Figure dataset records

* BEGIN *

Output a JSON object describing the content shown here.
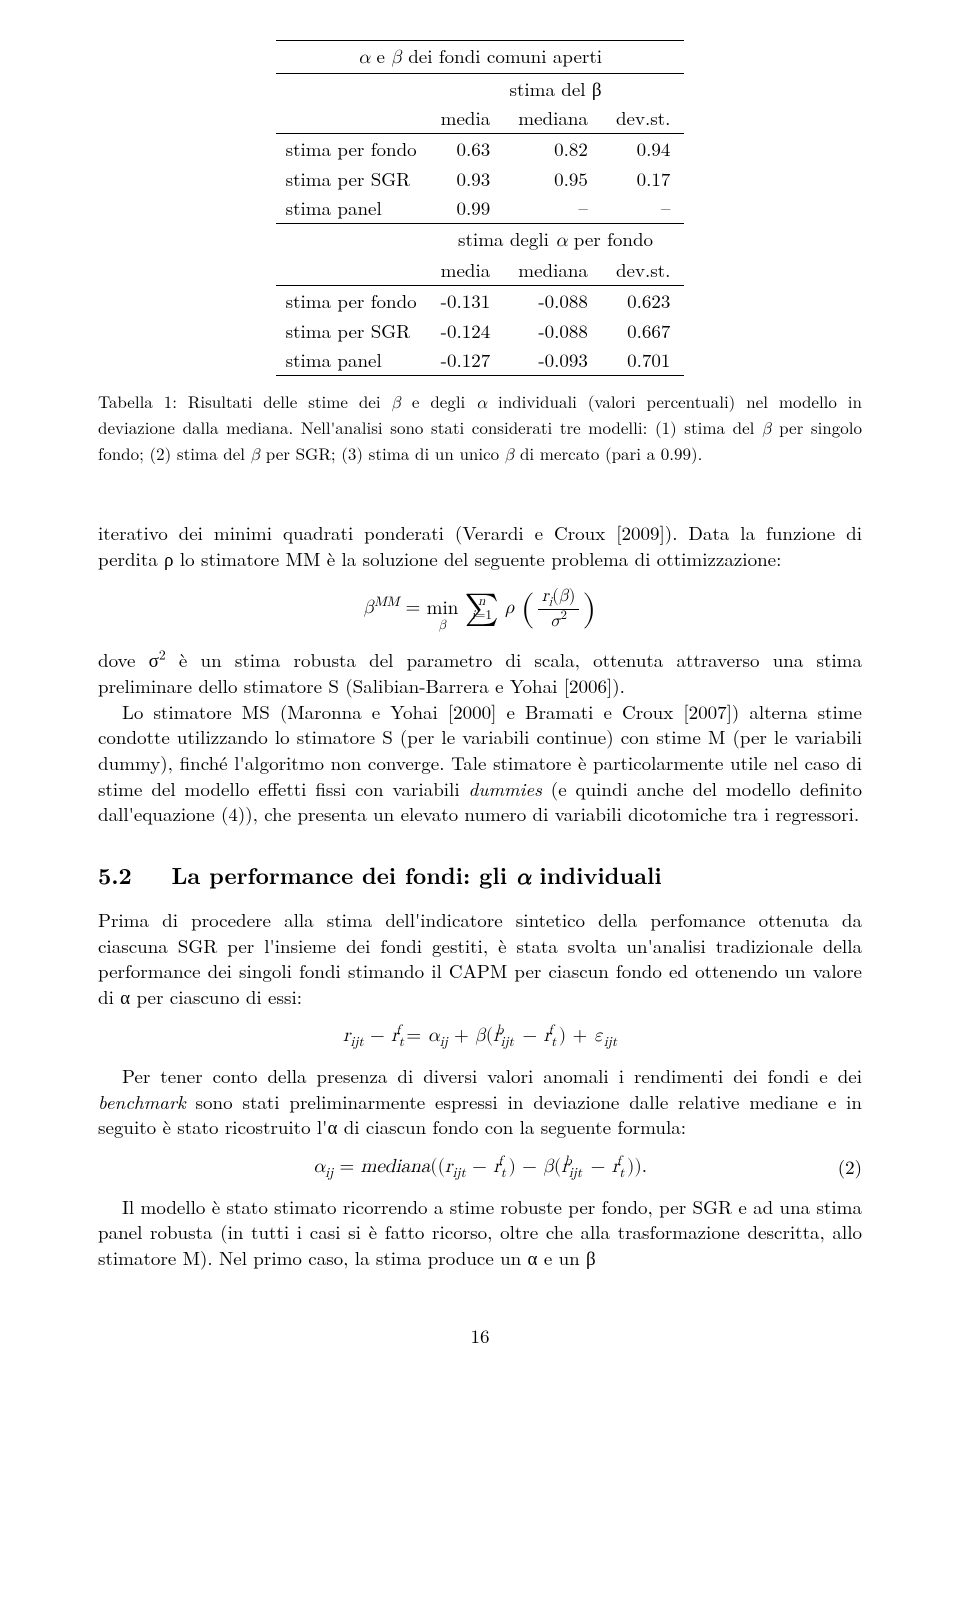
{
  "table": {
    "title": "α e β dei fondi comuni aperti",
    "section1": {
      "head_main": "stima del β",
      "head_cols": [
        "media",
        "mediana",
        "dev.st."
      ],
      "rows": [
        {
          "label": "stima per fondo",
          "media": "0.63",
          "mediana": "0.82",
          "devst": "0.94"
        },
        {
          "label": "stima per SGR",
          "media": "0.93",
          "mediana": "0.95",
          "devst": "0.17"
        },
        {
          "label": "stima panel",
          "media": "0.99",
          "mediana": "–",
          "devst": "–"
        }
      ]
    },
    "section2": {
      "head_main": "stima degli α per fondo",
      "head_cols": [
        "media",
        "mediana",
        "dev.st."
      ],
      "rows": [
        {
          "label": "stima per fondo",
          "media": "-0.131",
          "mediana": "-0.088",
          "devst": "0.623"
        },
        {
          "label": "stima per SGR",
          "media": "-0.124",
          "mediana": "-0.088",
          "devst": "0.667"
        },
        {
          "label": "stima panel",
          "media": "-0.127",
          "mediana": "-0.093",
          "devst": "0.701"
        }
      ]
    }
  },
  "caption": {
    "label": "Tabella 1:",
    "text_a": "Risultati delle stime dei β e degli α individuali (valori percentuali) nel modello in deviazione dalla mediana. Nell'analisi sono stati considerati tre modelli: (1) stima del β per singolo fondo; (2) stima del β per SGR; (3) stima di un unico β di mercato (pari a 0.99)."
  },
  "para1a": "iterativo dei minimi quadrati ponderati (Verardi e Croux [2009]). Data la funzione di perdita ρ lo stimatore MM è la soluzione del seguente problema di ottimizzazione:",
  "para2a": "dove σ",
  "para2b": " è un stima robusta del parametro di scala, ottenuta attraverso una stima preliminare dello stimatore S (Salibian-Barrera e Yohai [2006]).",
  "para3": "Lo stimatore MS (Maronna e Yohai [2000] e Bramati e Croux [2007]) alterna stime condotte utilizzando lo stimatore S (per le variabili continue) con stime M (per le variabili dummy), finché l'algoritmo non converge. Tale stimatore è particolarmente utile nel caso di stime del modello effetti fissi con variabili ",
  "para3_it": "dummies",
  "para3b": " (e quindi anche del modello definito dall'equazione (4)), che presenta un elevato numero di variabili dicotomiche tra i regressori.",
  "section": {
    "num": "5.2",
    "title": "La performance dei fondi: gli α individuali"
  },
  "para4": "Prima di procedere alla stima dell'indicatore sintetico della perfomance ottenuta da ciascuna SGR per l'insieme dei fondi gestiti, è stata svolta un'analisi tradizionale della performance dei singoli fondi stimando il CAPM per ciascun fondo ed ottenendo un valore di α per ciascuno di essi:",
  "para5a": "Per tener conto della presenza di diversi valori anomali i rendimenti dei fondi e dei ",
  "para5_it": "benchmark",
  "para5b": " sono stati preliminarmente espressi in deviazione dalle relative mediane e in seguito è stato ricostruito l'α di ciascun fondo con la seguente formula:",
  "eq2_num": "(2)",
  "para6": "Il modello è stato stimato ricorrendo a stime robuste per fondo, per SGR e ad una stima panel robusta (in tutti i casi si è fatto ricorso, oltre che alla trasformazione descritta, allo stimatore M). Nel primo caso, la stima produce un α e un β",
  "page_num": "16"
}
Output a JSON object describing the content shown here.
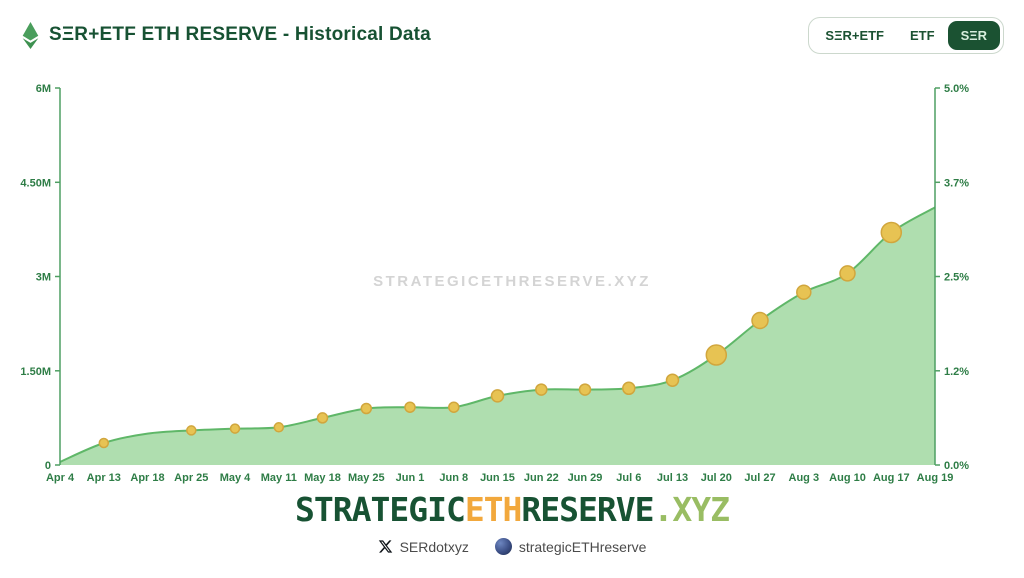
{
  "header": {
    "title": "SΞR+ETF ETH RESERVE - Historical Data",
    "toggle": {
      "options": [
        {
          "label": "SΞR+ETF",
          "selected": false
        },
        {
          "label": "ETF",
          "selected": false
        },
        {
          "label": "SΞR",
          "selected": true
        }
      ]
    }
  },
  "watermark": "STRATEGICETHRESERVE.XYZ",
  "wordmark": {
    "part1": "STRATEGIC",
    "part2": "ETH",
    "part3": "RESERVE",
    "part4": ".XYZ"
  },
  "footer": {
    "x_handle": "SERdotxyz",
    "globe_handle": "strategicETHreserve"
  },
  "chart_data": {
    "type": "area",
    "title": "SΞR+ETF ETH RESERVE - Historical Data",
    "categories": [
      "Apr 4",
      "Apr 13",
      "Apr 18",
      "Apr 25",
      "May 4",
      "May 11",
      "May 18",
      "May 25",
      "Jun 1",
      "Jun 8",
      "Jun 15",
      "Jun 22",
      "Jun 29",
      "Jul 6",
      "Jul 13",
      "Jul 20",
      "Jul 27",
      "Aug 3",
      "Aug 10",
      "Aug 17",
      "Aug 19"
    ],
    "series": [
      {
        "name": "ETH Reserve",
        "values": [
          50000,
          350000,
          500000,
          550000,
          580000,
          600000,
          750000,
          900000,
          920000,
          920000,
          1100000,
          1200000,
          1200000,
          1220000,
          1350000,
          1750000,
          2300000,
          2750000,
          3050000,
          3700000,
          4100000
        ]
      }
    ],
    "marker_radii": [
      0,
      4.5,
      0,
      4.5,
      4.5,
      4.5,
      5,
      5,
      5,
      5,
      6,
      5.5,
      5.5,
      6,
      6,
      10,
      8,
      7,
      7.5,
      10,
      0
    ],
    "y_axis_left": {
      "labels": [
        "6M",
        "4.50M",
        "3M",
        "1.50M",
        "0"
      ],
      "min": 0,
      "max": 6000000
    },
    "y_axis_right": {
      "labels": [
        "5.0%",
        "3.7%",
        "2.5%",
        "1.2%",
        "0.0%"
      ],
      "min": 0,
      "max": 5
    },
    "grid": false,
    "legend": "none",
    "colors": {
      "area": "#abdcab",
      "line": "#5fb768",
      "marker": "#e7c353",
      "marker_stroke": "#d1a63d",
      "axis": "#4f9f63",
      "axis_text": "#2e7d46"
    }
  }
}
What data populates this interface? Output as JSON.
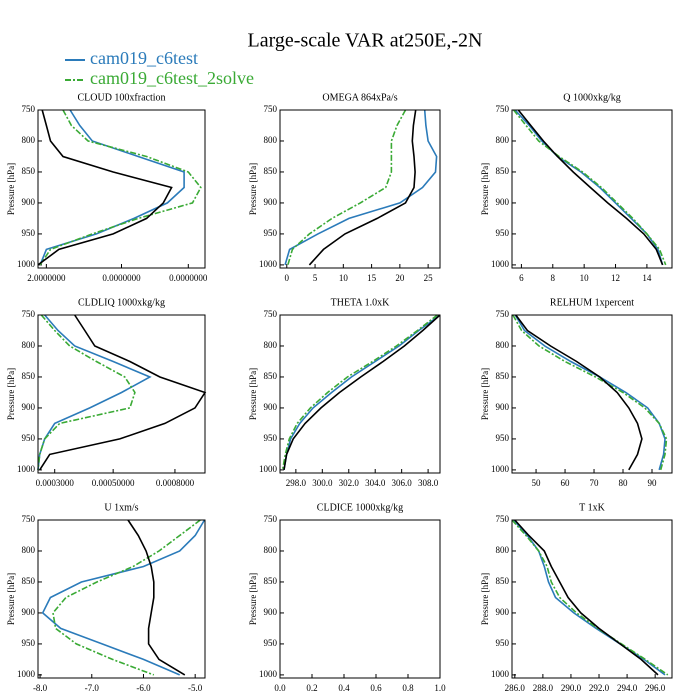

* END *

▶ Given instruction: Provide the number of lines in the entries that include "robusta", and no other text.

▶ Solution to the exercise: 2